Task prompt: Give the number of lines in the records below that include "Relative". Reply with that number alone.

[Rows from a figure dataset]
####################
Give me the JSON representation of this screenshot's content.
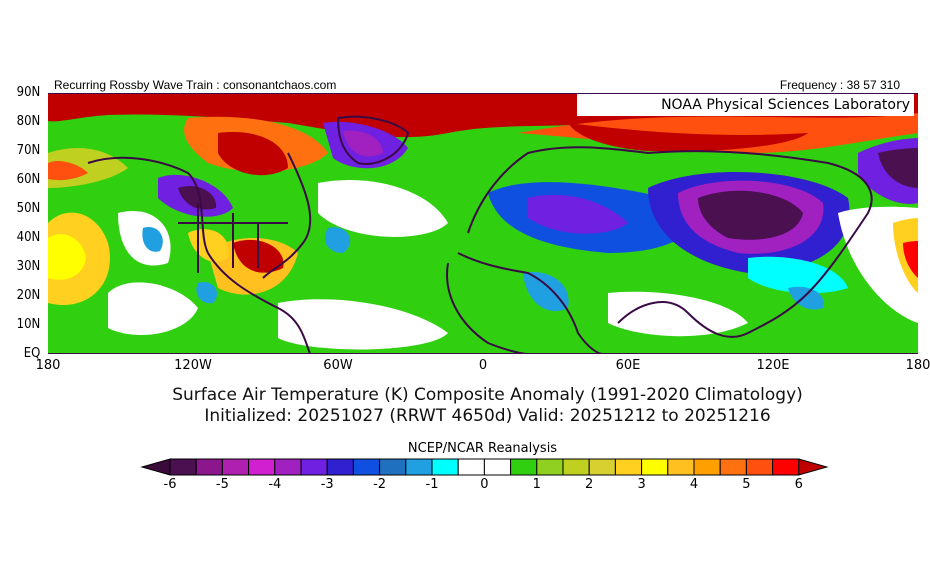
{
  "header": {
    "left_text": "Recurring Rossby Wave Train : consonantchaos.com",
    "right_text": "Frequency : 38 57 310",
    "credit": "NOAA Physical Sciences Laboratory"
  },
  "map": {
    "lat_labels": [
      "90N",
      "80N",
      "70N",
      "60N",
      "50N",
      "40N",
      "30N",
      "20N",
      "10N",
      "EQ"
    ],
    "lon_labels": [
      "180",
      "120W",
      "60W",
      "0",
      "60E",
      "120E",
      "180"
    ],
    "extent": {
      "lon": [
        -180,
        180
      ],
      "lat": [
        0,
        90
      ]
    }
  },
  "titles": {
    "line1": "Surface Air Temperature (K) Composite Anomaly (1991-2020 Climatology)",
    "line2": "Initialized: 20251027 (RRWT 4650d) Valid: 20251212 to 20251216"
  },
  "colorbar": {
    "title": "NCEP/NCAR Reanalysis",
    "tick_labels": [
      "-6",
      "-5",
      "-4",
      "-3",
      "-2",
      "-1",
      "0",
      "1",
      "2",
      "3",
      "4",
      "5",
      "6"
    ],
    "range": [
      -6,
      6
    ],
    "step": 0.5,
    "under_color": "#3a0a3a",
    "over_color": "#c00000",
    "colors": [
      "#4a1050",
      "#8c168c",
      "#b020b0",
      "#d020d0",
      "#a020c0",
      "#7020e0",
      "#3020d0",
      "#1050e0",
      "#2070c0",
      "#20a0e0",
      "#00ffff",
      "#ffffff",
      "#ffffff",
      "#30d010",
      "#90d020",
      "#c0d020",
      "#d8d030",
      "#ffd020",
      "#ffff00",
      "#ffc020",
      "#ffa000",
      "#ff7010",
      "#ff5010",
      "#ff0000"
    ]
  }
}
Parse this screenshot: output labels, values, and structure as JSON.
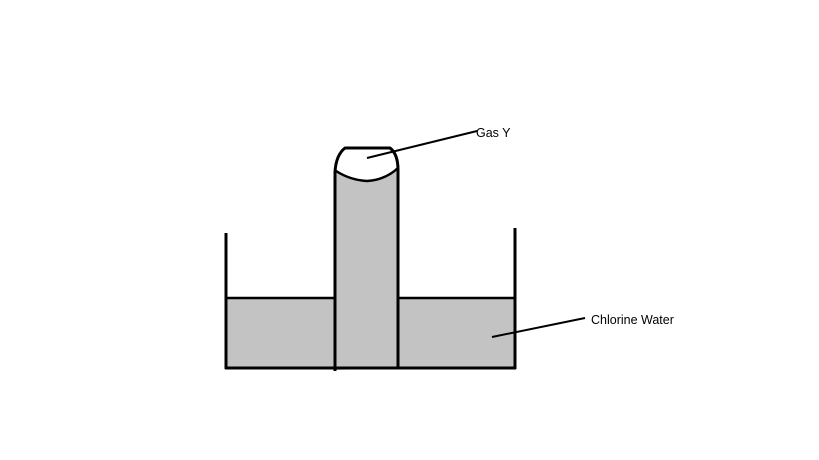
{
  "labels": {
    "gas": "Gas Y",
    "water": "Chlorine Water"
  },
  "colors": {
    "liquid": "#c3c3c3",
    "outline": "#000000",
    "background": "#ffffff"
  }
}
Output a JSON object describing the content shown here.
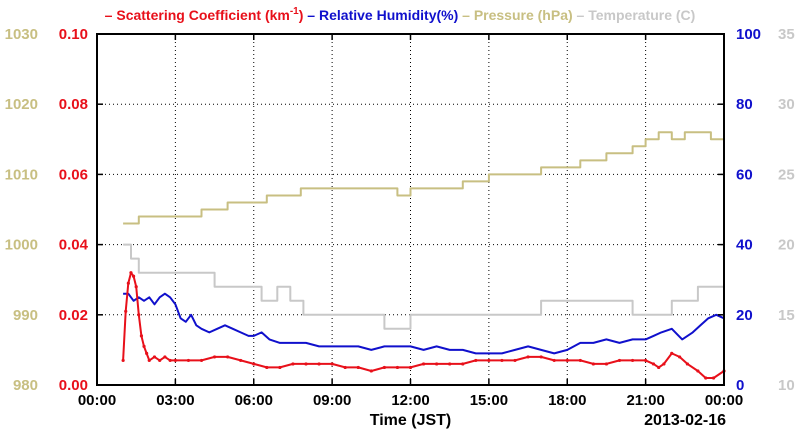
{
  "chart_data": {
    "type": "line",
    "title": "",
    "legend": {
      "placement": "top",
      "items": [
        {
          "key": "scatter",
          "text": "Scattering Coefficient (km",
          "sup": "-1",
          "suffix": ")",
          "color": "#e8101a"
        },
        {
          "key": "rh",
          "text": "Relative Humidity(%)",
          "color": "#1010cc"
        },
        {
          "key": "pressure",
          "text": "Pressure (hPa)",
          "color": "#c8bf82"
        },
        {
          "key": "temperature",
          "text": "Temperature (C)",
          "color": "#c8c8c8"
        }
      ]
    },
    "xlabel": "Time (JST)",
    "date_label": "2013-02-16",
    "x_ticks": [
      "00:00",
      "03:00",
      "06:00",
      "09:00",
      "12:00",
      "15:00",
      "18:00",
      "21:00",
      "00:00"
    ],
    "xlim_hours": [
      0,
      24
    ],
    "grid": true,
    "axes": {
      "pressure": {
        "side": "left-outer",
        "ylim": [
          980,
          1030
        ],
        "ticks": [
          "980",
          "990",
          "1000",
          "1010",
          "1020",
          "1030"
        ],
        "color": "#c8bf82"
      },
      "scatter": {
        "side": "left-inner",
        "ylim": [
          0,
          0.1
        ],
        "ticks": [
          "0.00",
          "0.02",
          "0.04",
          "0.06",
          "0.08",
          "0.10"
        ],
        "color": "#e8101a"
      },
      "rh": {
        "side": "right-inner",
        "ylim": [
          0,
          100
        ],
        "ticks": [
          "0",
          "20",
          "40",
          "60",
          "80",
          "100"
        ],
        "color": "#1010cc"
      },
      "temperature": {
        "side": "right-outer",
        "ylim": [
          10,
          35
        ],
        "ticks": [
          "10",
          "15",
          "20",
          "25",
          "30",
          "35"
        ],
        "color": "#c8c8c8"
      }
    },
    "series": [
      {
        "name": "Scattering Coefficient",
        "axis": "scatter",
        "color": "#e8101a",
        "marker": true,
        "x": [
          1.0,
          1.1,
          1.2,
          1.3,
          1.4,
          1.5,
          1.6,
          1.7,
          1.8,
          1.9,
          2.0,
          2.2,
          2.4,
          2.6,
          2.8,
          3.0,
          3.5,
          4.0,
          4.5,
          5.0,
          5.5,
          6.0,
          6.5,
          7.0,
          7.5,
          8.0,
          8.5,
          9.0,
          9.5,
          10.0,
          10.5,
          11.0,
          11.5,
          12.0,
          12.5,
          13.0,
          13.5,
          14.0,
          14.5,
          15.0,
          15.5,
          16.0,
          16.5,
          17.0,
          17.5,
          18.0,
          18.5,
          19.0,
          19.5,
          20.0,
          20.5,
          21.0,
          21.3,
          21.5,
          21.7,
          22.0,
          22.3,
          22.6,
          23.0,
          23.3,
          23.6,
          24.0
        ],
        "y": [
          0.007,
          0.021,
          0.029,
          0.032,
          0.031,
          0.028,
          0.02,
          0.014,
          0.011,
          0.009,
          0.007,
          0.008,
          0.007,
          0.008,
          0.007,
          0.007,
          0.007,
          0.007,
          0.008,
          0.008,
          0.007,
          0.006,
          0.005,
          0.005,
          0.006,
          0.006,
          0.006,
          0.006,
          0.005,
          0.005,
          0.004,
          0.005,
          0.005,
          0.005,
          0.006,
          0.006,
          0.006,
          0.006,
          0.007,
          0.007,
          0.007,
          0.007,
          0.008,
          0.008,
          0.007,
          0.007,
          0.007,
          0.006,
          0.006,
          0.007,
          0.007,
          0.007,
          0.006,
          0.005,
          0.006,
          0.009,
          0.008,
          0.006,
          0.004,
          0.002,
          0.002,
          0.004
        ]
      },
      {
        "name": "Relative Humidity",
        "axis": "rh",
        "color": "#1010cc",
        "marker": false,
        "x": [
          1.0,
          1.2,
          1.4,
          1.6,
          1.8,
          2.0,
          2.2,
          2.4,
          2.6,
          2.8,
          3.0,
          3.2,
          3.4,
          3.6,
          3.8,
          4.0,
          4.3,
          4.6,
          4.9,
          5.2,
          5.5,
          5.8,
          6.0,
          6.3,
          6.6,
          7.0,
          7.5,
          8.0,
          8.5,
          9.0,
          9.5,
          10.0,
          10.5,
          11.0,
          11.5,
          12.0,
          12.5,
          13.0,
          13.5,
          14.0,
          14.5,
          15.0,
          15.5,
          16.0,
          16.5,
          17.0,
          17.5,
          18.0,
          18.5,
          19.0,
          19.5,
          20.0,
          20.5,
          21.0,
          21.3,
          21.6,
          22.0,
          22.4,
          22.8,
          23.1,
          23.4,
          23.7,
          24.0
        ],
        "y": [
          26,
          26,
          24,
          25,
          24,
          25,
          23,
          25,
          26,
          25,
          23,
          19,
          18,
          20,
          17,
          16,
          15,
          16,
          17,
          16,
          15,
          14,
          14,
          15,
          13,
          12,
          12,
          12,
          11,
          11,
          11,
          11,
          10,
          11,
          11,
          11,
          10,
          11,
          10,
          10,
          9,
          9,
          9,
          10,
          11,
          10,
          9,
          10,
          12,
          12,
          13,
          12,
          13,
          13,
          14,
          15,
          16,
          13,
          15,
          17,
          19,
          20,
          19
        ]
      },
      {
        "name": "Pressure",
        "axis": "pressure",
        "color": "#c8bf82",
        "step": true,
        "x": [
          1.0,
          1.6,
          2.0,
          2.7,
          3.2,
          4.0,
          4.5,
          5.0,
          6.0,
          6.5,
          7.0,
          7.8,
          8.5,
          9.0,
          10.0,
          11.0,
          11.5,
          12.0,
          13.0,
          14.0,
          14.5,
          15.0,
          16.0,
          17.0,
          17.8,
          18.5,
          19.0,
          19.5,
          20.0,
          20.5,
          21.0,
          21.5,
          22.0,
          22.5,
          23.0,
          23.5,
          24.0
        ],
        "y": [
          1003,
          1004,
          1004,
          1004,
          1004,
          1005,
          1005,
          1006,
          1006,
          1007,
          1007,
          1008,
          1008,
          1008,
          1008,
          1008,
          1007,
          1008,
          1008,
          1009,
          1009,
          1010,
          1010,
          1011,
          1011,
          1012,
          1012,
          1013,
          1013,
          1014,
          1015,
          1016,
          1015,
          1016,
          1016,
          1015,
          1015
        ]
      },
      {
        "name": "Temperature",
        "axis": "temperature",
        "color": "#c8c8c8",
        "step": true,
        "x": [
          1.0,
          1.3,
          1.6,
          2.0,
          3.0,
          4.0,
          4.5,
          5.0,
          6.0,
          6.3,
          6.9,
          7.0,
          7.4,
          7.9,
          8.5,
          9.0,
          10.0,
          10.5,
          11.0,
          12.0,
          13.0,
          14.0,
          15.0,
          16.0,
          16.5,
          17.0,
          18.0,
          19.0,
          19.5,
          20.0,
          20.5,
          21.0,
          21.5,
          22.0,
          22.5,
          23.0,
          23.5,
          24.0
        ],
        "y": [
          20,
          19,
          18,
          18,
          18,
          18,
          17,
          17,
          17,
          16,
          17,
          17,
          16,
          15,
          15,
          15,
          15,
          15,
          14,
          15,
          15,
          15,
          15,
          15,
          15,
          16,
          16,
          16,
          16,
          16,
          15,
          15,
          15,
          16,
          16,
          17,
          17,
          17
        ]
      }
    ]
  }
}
####################
Result of the task: 2